> WHAT IS ASKED
Write out the records again, exactly, leaving none out.

▼

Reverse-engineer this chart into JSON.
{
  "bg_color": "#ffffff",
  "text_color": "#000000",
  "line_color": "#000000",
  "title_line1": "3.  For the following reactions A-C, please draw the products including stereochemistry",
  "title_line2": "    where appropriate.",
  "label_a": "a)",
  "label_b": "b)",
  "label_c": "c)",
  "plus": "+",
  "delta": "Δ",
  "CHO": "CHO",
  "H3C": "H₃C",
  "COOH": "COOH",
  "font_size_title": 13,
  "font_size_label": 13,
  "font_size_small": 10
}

▲

> RESULT FOR THIS EXERCISE
Reverse-engineer this chart into JSON.
{
  "bg_color": "#ffffff",
  "text_color": "#000000",
  "line_color": "#000000",
  "title_line1": "3.  For the following reactions A-C, please draw the products including stereochemistry",
  "title_line2": "    where appropriate.",
  "label_a": "a)",
  "label_b": "b)",
  "label_c": "c)",
  "plus": "+",
  "delta": "Δ",
  "CHO": "CHO",
  "H3C": "H₃C",
  "COOH": "COOH",
  "font_size_title": 13,
  "font_size_label": 13,
  "font_size_small": 10
}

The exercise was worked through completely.